Exercise goal:
In this exercise, return the whole listing exactly, excluding any images.

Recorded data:
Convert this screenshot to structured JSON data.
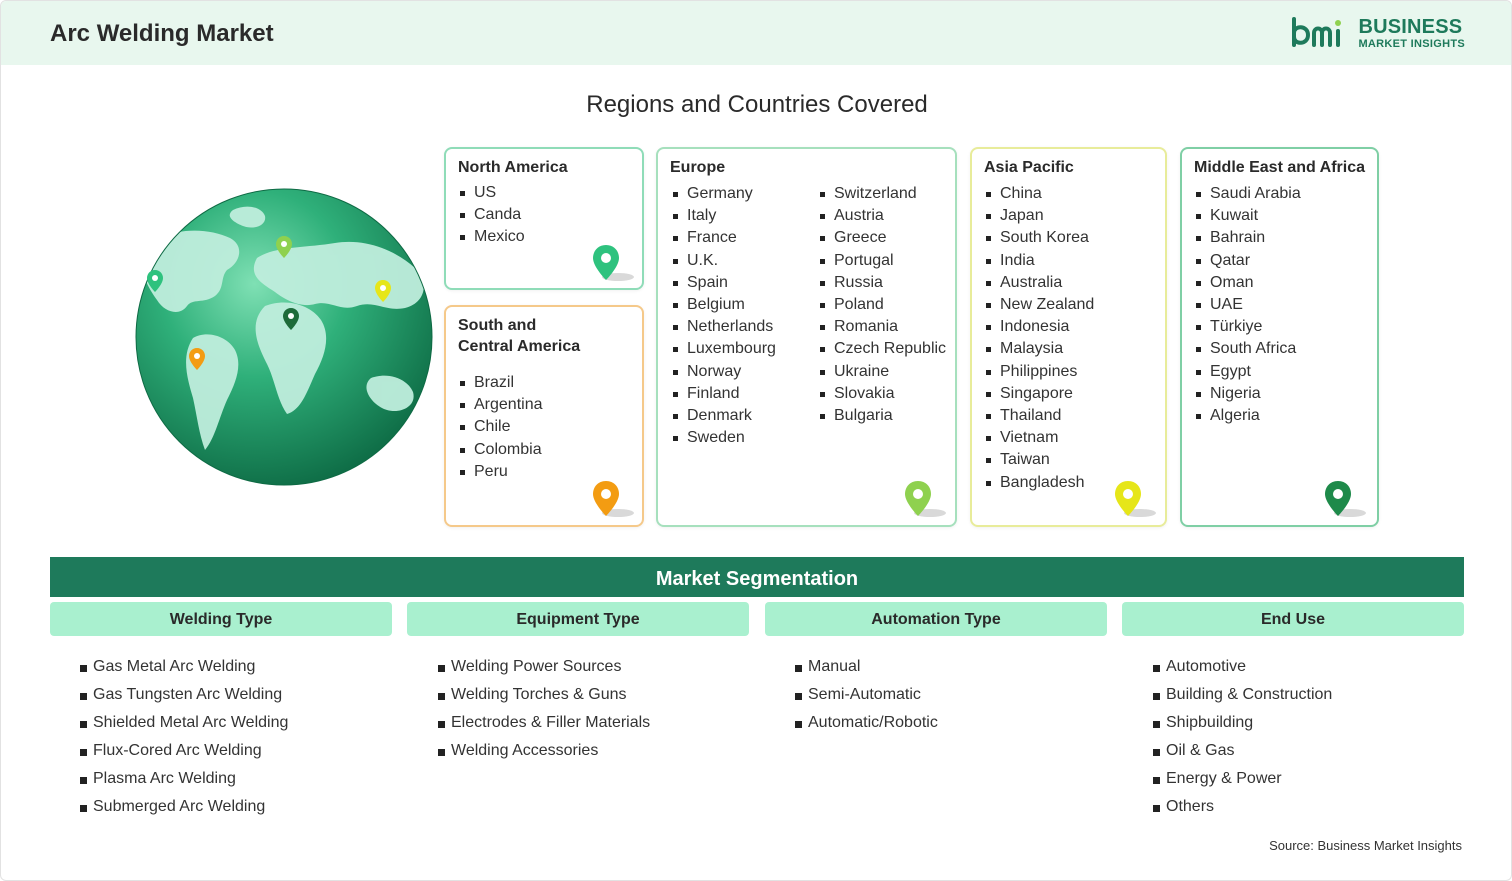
{
  "header": {
    "title": "Arc Welding Market"
  },
  "logo": {
    "line1": "BUSINESS",
    "line2": "MARKET INSIGHTS",
    "mark_icon": "bmi-logo-icon",
    "color": "#1e7a5b"
  },
  "regions_title": "Regions and Countries Covered",
  "regions": {
    "north_america": {
      "name": "North America",
      "countries": [
        "US",
        "Canda",
        "Mexico"
      ],
      "pin_color": "#2ec27e"
    },
    "south_central_america": {
      "name_line1": "South and",
      "name_line2": "Central America",
      "countries": [
        "Brazil",
        "Argentina",
        "Chile",
        "Colombia",
        "Peru"
      ],
      "pin_color": "#f39c12"
    },
    "europe": {
      "name": "Europe",
      "countries_col1": [
        "Germany",
        "Italy",
        "France",
        "U.K.",
        "Spain",
        "Belgium",
        "Netherlands",
        "Luxembourg",
        "Norway",
        "Finland",
        "Denmark",
        "Sweden"
      ],
      "countries_col2": [
        "Switzerland",
        "Austria",
        "Greece",
        "Portugal",
        "Russia",
        "Poland",
        "Romania",
        "Czech Republic",
        "Ukraine",
        "Slovakia",
        "Bulgaria"
      ],
      "pin_color": "#8fd14f"
    },
    "asia_pacific": {
      "name": "Asia Pacific",
      "countries": [
        "China",
        "Japan",
        "South Korea",
        "India",
        "Australia",
        "New Zealand",
        "Indonesia",
        "Malaysia",
        "Philippines",
        "Singapore",
        "Thailand",
        "Vietnam",
        "Taiwan",
        "Bangladesh"
      ],
      "pin_color": "#e6e619"
    },
    "middle_east_africa": {
      "name": "Middle East and Africa",
      "countries": [
        "Saudi Arabia",
        "Kuwait",
        "Bahrain",
        "Qatar",
        "Oman",
        "UAE",
        "Türkiye",
        "South Africa",
        "Egypt",
        "Nigeria",
        "Algeria"
      ],
      "pin_color": "#1e8a4a"
    }
  },
  "segmentation": {
    "title": "Market Segmentation",
    "columns": [
      {
        "header": "Welding Type",
        "items": [
          "Gas Metal Arc Welding",
          "Gas Tungsten Arc Welding",
          "Shielded Metal Arc Welding",
          "Flux-Cored Arc Welding",
          "Plasma Arc Welding",
          "Submerged Arc Welding"
        ]
      },
      {
        "header": "Equipment Type",
        "items": [
          "Welding Power Sources",
          "Welding Torches & Guns",
          "Electrodes & Filler Materials",
          "Welding Accessories"
        ]
      },
      {
        "header": "Automation Type",
        "items": [
          "Manual",
          "Semi-Automatic",
          "Automatic/Robotic"
        ]
      },
      {
        "header": "End Use",
        "items": [
          "Automotive",
          "Building & Construction",
          "Shipbuilding",
          "Oil & Gas",
          "Energy & Power",
          "Others"
        ]
      }
    ]
  },
  "source": "Source: Business Market Insights",
  "colors": {
    "accent": "#1e7a5b",
    "header_bg": "#e8f7ee",
    "segment_header_bg": "#a9f0cf"
  }
}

Solution:
Convert this screenshot to structured JSON data.
{
  "header": {
    "title": "Arc Welding Market"
  },
  "logo": {
    "line1": "BUSINESS",
    "line2": "MARKET INSIGHTS",
    "mark_icon": "bmi-logo-icon",
    "color": "#1e7a5b"
  },
  "regions_title": "Regions and Countries Covered",
  "regions": {
    "north_america": {
      "name": "North America",
      "countries": [
        "US",
        "Canda",
        "Mexico"
      ],
      "pin_color": "#2ec27e"
    },
    "south_central_america": {
      "name_line1": "South and",
      "name_line2": "Central America",
      "countries": [
        "Brazil",
        "Argentina",
        "Chile",
        "Colombia",
        "Peru"
      ],
      "pin_color": "#f39c12"
    },
    "europe": {
      "name": "Europe",
      "countries_col1": [
        "Germany",
        "Italy",
        "France",
        "U.K.",
        "Spain",
        "Belgium",
        "Netherlands",
        "Luxembourg",
        "Norway",
        "Finland",
        "Denmark",
        "Sweden"
      ],
      "countries_col2": [
        "Switzerland",
        "Austria",
        "Greece",
        "Portugal",
        "Russia",
        "Poland",
        "Romania",
        "Czech Republic",
        "Ukraine",
        "Slovakia",
        "Bulgaria"
      ],
      "pin_color": "#8fd14f"
    },
    "asia_pacific": {
      "name": "Asia Pacific",
      "countries": [
        "China",
        "Japan",
        "South Korea",
        "India",
        "Australia",
        "New Zealand",
        "Indonesia",
        "Malaysia",
        "Philippines",
        "Singapore",
        "Thailand",
        "Vietnam",
        "Taiwan",
        "Bangladesh"
      ],
      "pin_color": "#e6e619"
    },
    "middle_east_africa": {
      "name": "Middle East and Africa",
      "countries": [
        "Saudi Arabia",
        "Kuwait",
        "Bahrain",
        "Qatar",
        "Oman",
        "UAE",
        "Türkiye",
        "South Africa",
        "Egypt",
        "Nigeria",
        "Algeria"
      ],
      "pin_color": "#1e8a4a"
    }
  },
  "segmentation": {
    "title": "Market Segmentation",
    "columns": [
      {
        "header": "Welding Type",
        "items": [
          "Gas Metal Arc Welding",
          "Gas Tungsten Arc Welding",
          "Shielded Metal Arc Welding",
          "Flux-Cored Arc Welding",
          "Plasma Arc Welding",
          "Submerged Arc Welding"
        ]
      },
      {
        "header": "Equipment Type",
        "items": [
          "Welding Power Sources",
          "Welding Torches & Guns",
          "Electrodes & Filler Materials",
          "Welding Accessories"
        ]
      },
      {
        "header": "Automation Type",
        "items": [
          "Manual",
          "Semi-Automatic",
          "Automatic/Robotic"
        ]
      },
      {
        "header": "End Use",
        "items": [
          "Automotive",
          "Building & Construction",
          "Shipbuilding",
          "Oil & Gas",
          "Energy & Power",
          "Others"
        ]
      }
    ]
  },
  "source": "Source: Business Market Insights",
  "colors": {
    "accent": "#1e7a5b",
    "header_bg": "#e8f7ee",
    "segment_header_bg": "#a9f0cf"
  }
}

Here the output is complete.